══ DATASET EXCERPTS

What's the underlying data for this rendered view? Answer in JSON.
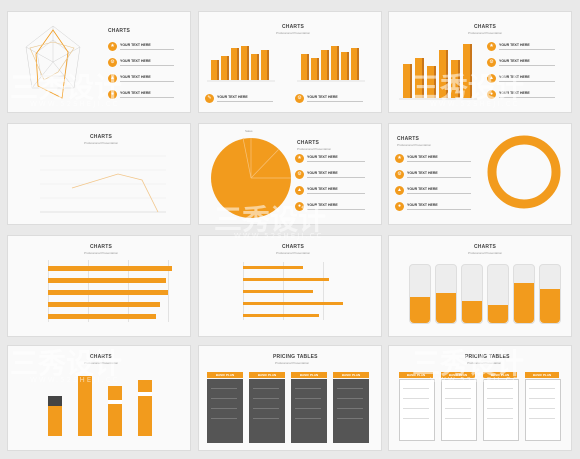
{
  "common": {
    "charts_title": "CHARTS",
    "subtitle": "Professional Presentation",
    "item_heading": "YOUR TEXT HERE",
    "pie_label": "Sales",
    "pricing_title": "PRICING TABLES",
    "plan_label": "BASIC PLAN",
    "watermark_cn": "三秀设计",
    "watermark_en": "WWW.52SHEJI.CC"
  },
  "colors": {
    "accent": "#f29b1d",
    "accent_dark": "#d9821a",
    "dark_panel": "#555555",
    "slide_bg": "#fafafa"
  }
}
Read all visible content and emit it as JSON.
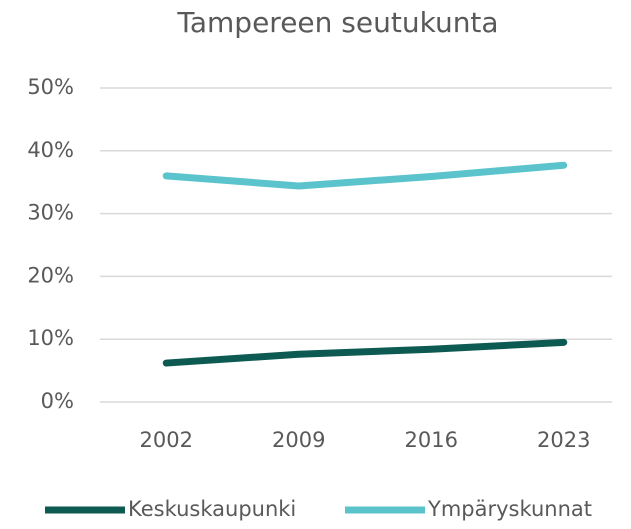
{
  "chart_data": {
    "type": "line",
    "title": "Tampereen seutukunta",
    "categories": [
      "2002",
      "2009",
      "2016",
      "2023"
    ],
    "series": [
      {
        "name": "Keskuskaupunki",
        "color": "#0d5a52",
        "values": [
          6.2,
          7.6,
          8.4,
          9.5
        ]
      },
      {
        "name": "Ympäryskunnat",
        "color": "#5bc3cc",
        "values": [
          36.0,
          34.4,
          35.9,
          37.7
        ]
      }
    ],
    "ylim": [
      0,
      50
    ],
    "yticks": [
      {
        "value": 0,
        "label": "0%"
      },
      {
        "value": 10,
        "label": "10%"
      },
      {
        "value": 20,
        "label": "20%"
      },
      {
        "value": 30,
        "label": "30%"
      },
      {
        "value": 40,
        "label": "40%"
      },
      {
        "value": 50,
        "label": "50%"
      }
    ],
    "grid": true,
    "legend": "bottom"
  }
}
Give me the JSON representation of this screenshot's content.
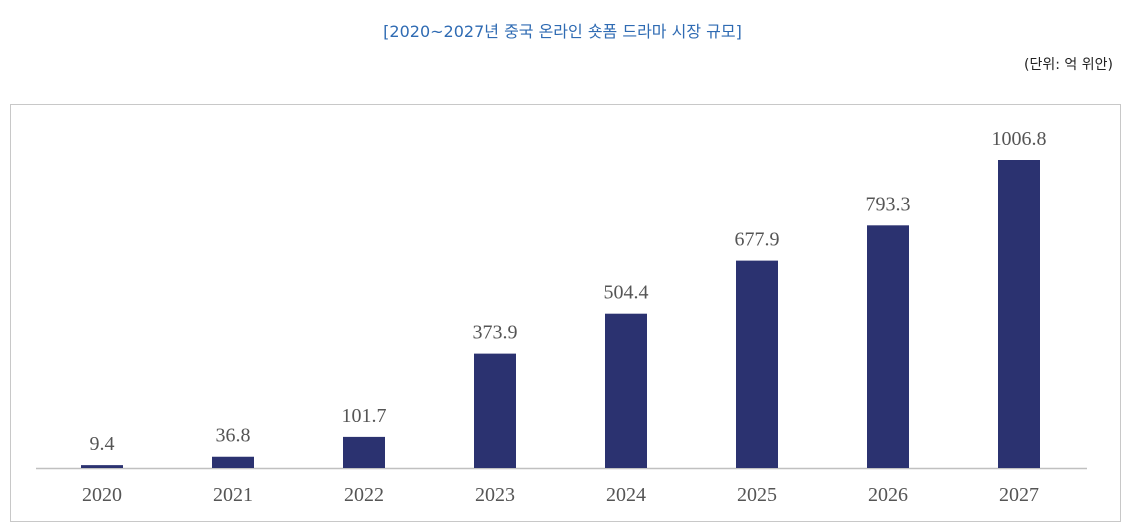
{
  "header": {
    "title": "[2020~2027년 중국 온라인 숏폼 드라마 시장 규모]",
    "unit": "(단위: 억 위안)"
  },
  "colors": {
    "bar": "#2b3270",
    "title": "#2f6bb3",
    "axis": "#c0c0c0"
  },
  "chart_data": {
    "type": "bar",
    "title": "[2020~2027년 중국 온라인 숏폼 드라마 시장 규모]",
    "unit": "(단위: 억 위안)",
    "categories": [
      "2020",
      "2021",
      "2022",
      "2023",
      "2024",
      "2025",
      "2026",
      "2027"
    ],
    "values": [
      9.4,
      36.8,
      101.7,
      373.9,
      504.4,
      677.9,
      793.3,
      1006.8
    ],
    "value_labels": [
      "9.4",
      "36.8",
      "101.7",
      "373.9",
      "504.4",
      "677.9",
      "793.3",
      "1006.8"
    ],
    "ylim": [
      0,
      1006.8
    ],
    "grid": false,
    "legend": "none"
  }
}
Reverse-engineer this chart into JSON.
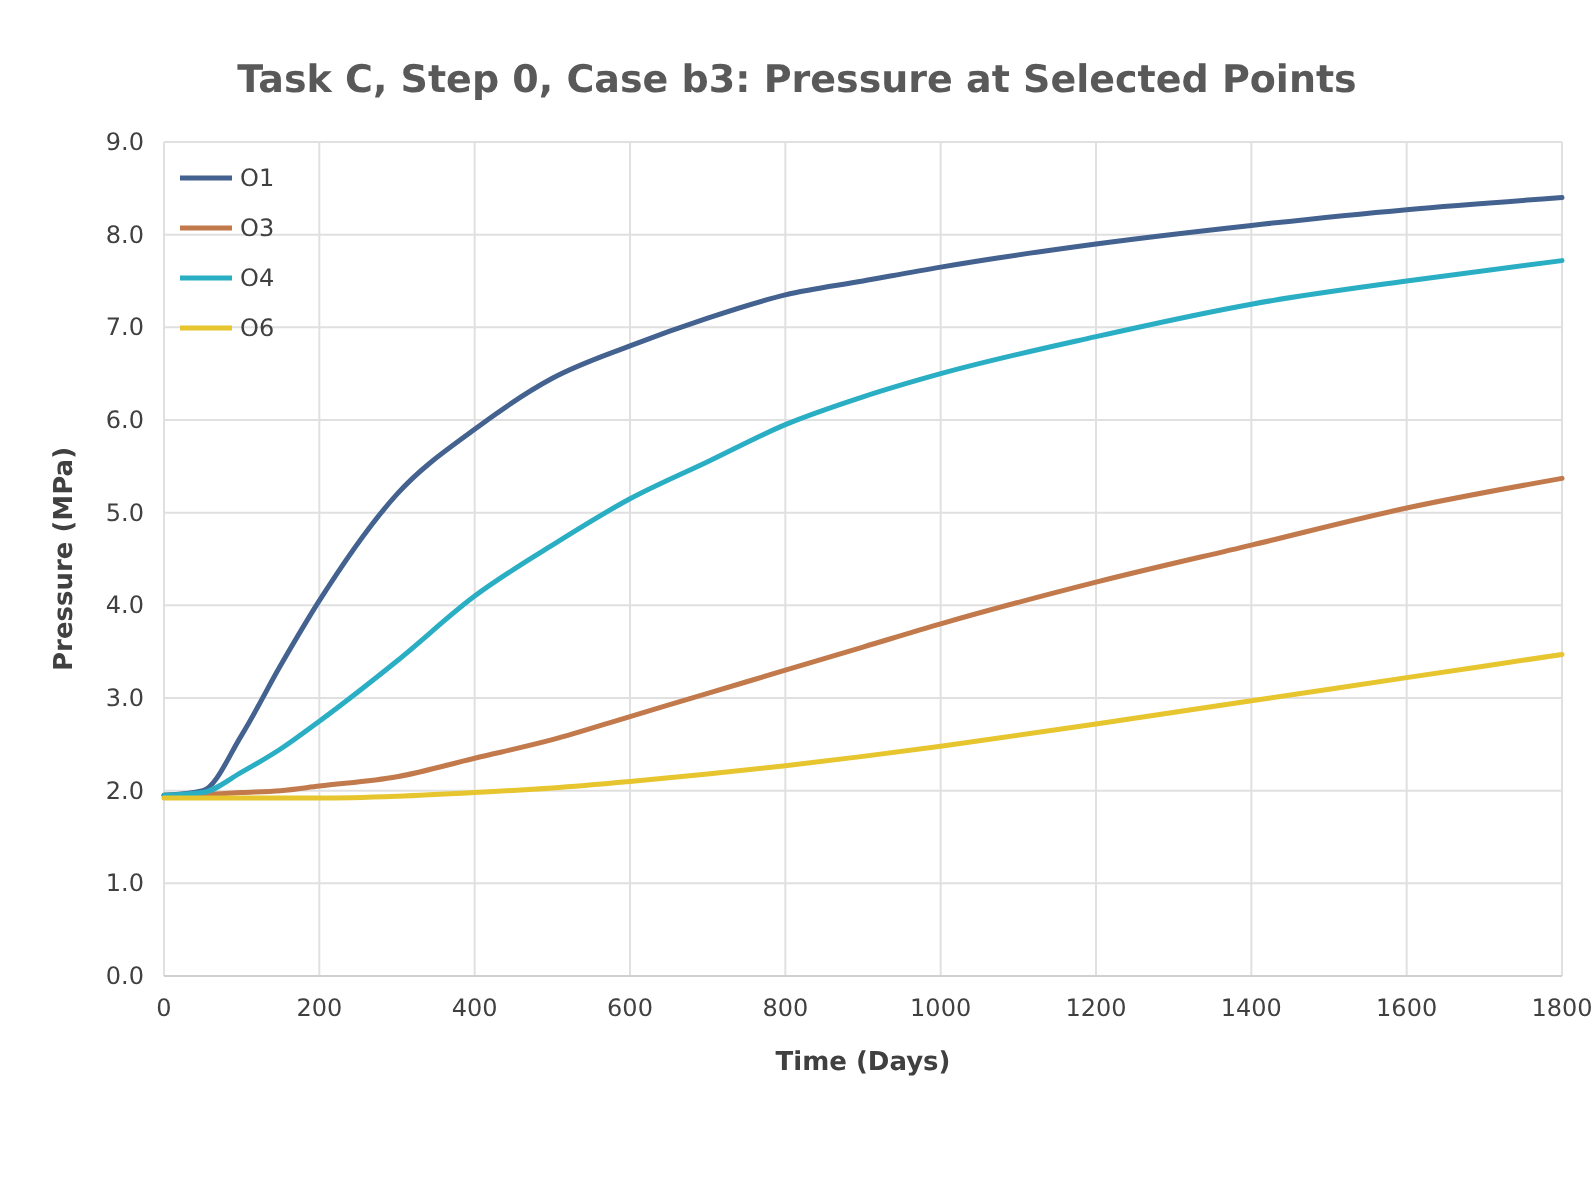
{
  "chart_data": {
    "type": "line",
    "title": "Task C, Step 0, Case b3: Pressure at Selected Points",
    "xlabel": "Time (Days)",
    "ylabel": "Pressure (MPa)",
    "xlim": [
      0,
      1800
    ],
    "xticks": [
      0,
      200,
      400,
      600,
      800,
      1000,
      1200,
      1400,
      1600,
      1800
    ],
    "ylim": [
      0,
      9
    ],
    "yticks": [
      {
        "value": 0,
        "label": "0.0"
      },
      {
        "value": 1,
        "label": "1.0"
      },
      {
        "value": 2,
        "label": "2.0"
      },
      {
        "value": 3,
        "label": "3.0"
      },
      {
        "value": 4,
        "label": "4.0"
      },
      {
        "value": 5,
        "label": "5.0"
      },
      {
        "value": 6,
        "label": "6.0"
      },
      {
        "value": 7,
        "label": "7.0"
      },
      {
        "value": 8,
        "label": "8.0"
      },
      {
        "value": 9,
        "label": "9.0"
      }
    ],
    "grid": true,
    "legend": "top left",
    "marker": "none",
    "line_style": "solid",
    "x": [
      0,
      50,
      100,
      150,
      200,
      300,
      400,
      500,
      600,
      700,
      800,
      900,
      1000,
      1200,
      1400,
      1600,
      1800
    ],
    "series": [
      {
        "name": "O1",
        "color": "#44628f",
        "values": [
          1.95,
          2.0,
          2.6,
          3.35,
          4.05,
          5.2,
          5.9,
          6.45,
          6.8,
          7.1,
          7.35,
          7.5,
          7.65,
          7.9,
          8.1,
          8.27,
          8.4
        ]
      },
      {
        "name": "O3",
        "color": "#c27a4c",
        "values": [
          1.95,
          1.96,
          1.98,
          2.0,
          2.05,
          2.15,
          2.35,
          2.55,
          2.8,
          3.05,
          3.3,
          3.55,
          3.8,
          4.25,
          4.65,
          5.05,
          5.37
        ]
      },
      {
        "name": "O4",
        "color": "#2aaec4",
        "values": [
          1.95,
          1.98,
          2.2,
          2.45,
          2.75,
          3.4,
          4.1,
          4.65,
          5.15,
          5.55,
          5.95,
          6.25,
          6.5,
          6.9,
          7.25,
          7.5,
          7.72
        ]
      },
      {
        "name": "O6",
        "color": "#e6c52e",
        "values": [
          1.92,
          1.92,
          1.92,
          1.92,
          1.92,
          1.94,
          1.98,
          2.03,
          2.1,
          2.18,
          2.27,
          2.37,
          2.48,
          2.72,
          2.97,
          3.22,
          3.47
        ]
      }
    ]
  }
}
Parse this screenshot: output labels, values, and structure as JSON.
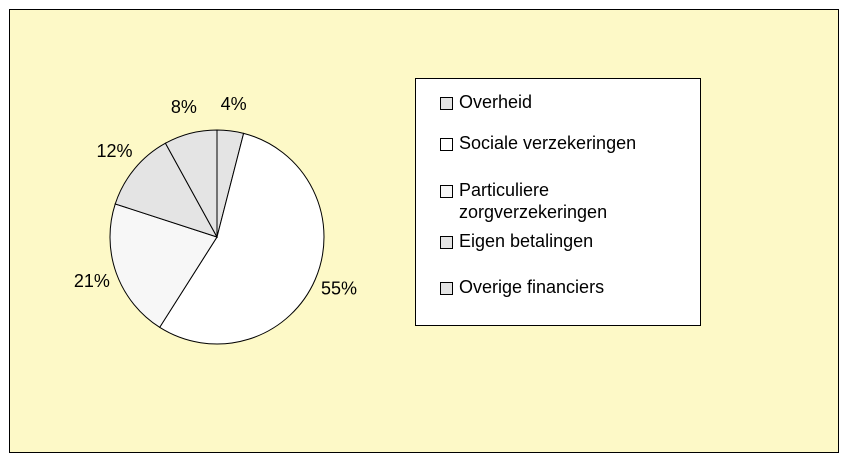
{
  "chart_data": {
    "type": "pie",
    "categories": [
      "Overheid",
      "Sociale verzekeringen",
      "Particuliere zorgverzekeringen",
      "Eigen betalingen",
      "Overige financiers"
    ],
    "values": [
      4,
      55,
      21,
      12,
      8
    ],
    "value_labels": [
      "4%",
      "55%",
      "21%",
      "12%",
      "8%"
    ],
    "colors": [
      "#e4e4e4",
      "#ffffff",
      "#f7f7f7",
      "#e4e4e4",
      "#e4e4e4"
    ],
    "legend": "right"
  }
}
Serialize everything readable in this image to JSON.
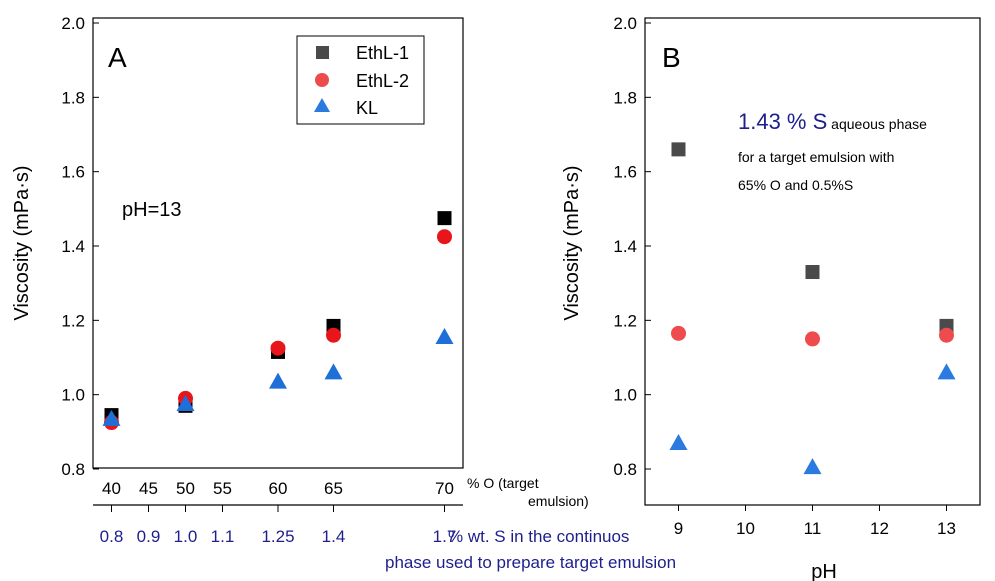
{
  "chart_data": [
    {
      "type": "scatter",
      "panel_letter": "A",
      "ylabel": "Viscosity (mPa·s)",
      "ylim": [
        0.7,
        2.0
      ],
      "yticks": [
        "0.8",
        "1.0",
        "1.2",
        "1.4",
        "1.6",
        "1.8",
        "2.0"
      ],
      "xlim": [
        0.75,
        1.75
      ],
      "x_axis_main": {
        "label_line1": "% wt. S in the continuos",
        "label_line2": "phase used to prepare target emulsion",
        "ticks": [
          {
            "x": 0.8,
            "label": "0.8"
          },
          {
            "x": 0.9,
            "label": "0.9"
          },
          {
            "x": 1.0,
            "label": "1.0"
          },
          {
            "x": 1.1,
            "label": "1.1"
          },
          {
            "x": 1.25,
            "label": "1.25"
          },
          {
            "x": 1.4,
            "label": "1.4"
          },
          {
            "x": 1.7,
            "label": "1.7"
          }
        ]
      },
      "x_axis_secondary": {
        "label_line1": "% O (target",
        "label_line2": "emulsion)",
        "ticks": [
          {
            "x": 0.8,
            "label": "40"
          },
          {
            "x": 0.9,
            "label": "45"
          },
          {
            "x": 1.0,
            "label": "50"
          },
          {
            "x": 1.1,
            "label": "55"
          },
          {
            "x": 1.25,
            "label": "60"
          },
          {
            "x": 1.4,
            "label": "65"
          },
          {
            "x": 1.7,
            "label": "70"
          }
        ]
      },
      "annotation": "pH=13",
      "legend": {
        "placement": "top-right"
      },
      "series": [
        {
          "name": "EthL-1",
          "marker": "square",
          "color": "#000000",
          "x": [
            0.8,
            1.0,
            1.25,
            1.4,
            1.7
          ],
          "y": [
            0.945,
            0.97,
            1.115,
            1.185,
            1.475
          ]
        },
        {
          "name": "EthL-2",
          "marker": "circle",
          "color": "#e8161b",
          "x": [
            0.8,
            1.0,
            1.25,
            1.4,
            1.7
          ],
          "y": [
            0.925,
            0.99,
            1.125,
            1.16,
            1.425
          ]
        },
        {
          "name": "KL",
          "marker": "triangle",
          "color": "#1f6fd8",
          "x": [
            0.8,
            1.0,
            1.25,
            1.4,
            1.7
          ],
          "y": [
            0.935,
            0.975,
            1.035,
            1.06,
            1.155
          ]
        }
      ]
    },
    {
      "type": "scatter",
      "panel_letter": "B",
      "ylabel": "Viscosity (mPa·s)",
      "xlabel": "pH",
      "ylim": [
        0.7,
        2.0
      ],
      "yticks": [
        "0.8",
        "1.0",
        "1.2",
        "1.4",
        "1.6",
        "1.8",
        "2.0"
      ],
      "xlim": [
        8.5,
        13.5
      ],
      "xticks": [
        9,
        10,
        11,
        12,
        13
      ],
      "annotation_big": "1.43 % S",
      "annotation_small1": " aqueous phase",
      "annotation_line2": "for a target emulsion with",
      "annotation_line3": "65% O and 0.5%S",
      "series": [
        {
          "name": "EthL-1",
          "marker": "square",
          "color": "#4a4a4a",
          "x": [
            9,
            11,
            13
          ],
          "y": [
            1.66,
            1.33,
            1.185
          ]
        },
        {
          "name": "EthL-2",
          "marker": "circle",
          "color": "#ee4b4e",
          "x": [
            9,
            11,
            13
          ],
          "y": [
            1.165,
            1.15,
            1.16
          ]
        },
        {
          "name": "KL",
          "marker": "triangle",
          "color": "#2a7ae0",
          "x": [
            9,
            11,
            13
          ],
          "y": [
            0.87,
            0.805,
            1.06
          ]
        }
      ]
    }
  ]
}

════

WRITTEN EXERCISE:
Copy out each line of the listing that holds "JSON".

EXERCISE OUTPUT:
What's the underlying data for this rendered view? Answer in JSON.
Read all visible content and emit it as JSON.
Give me the JSON representation of this screenshot's content.
Reverse-engineer this chart into JSON.
Parse this screenshot: output labels, values, and structure as JSON.
Serialize everything readable in this image to JSON.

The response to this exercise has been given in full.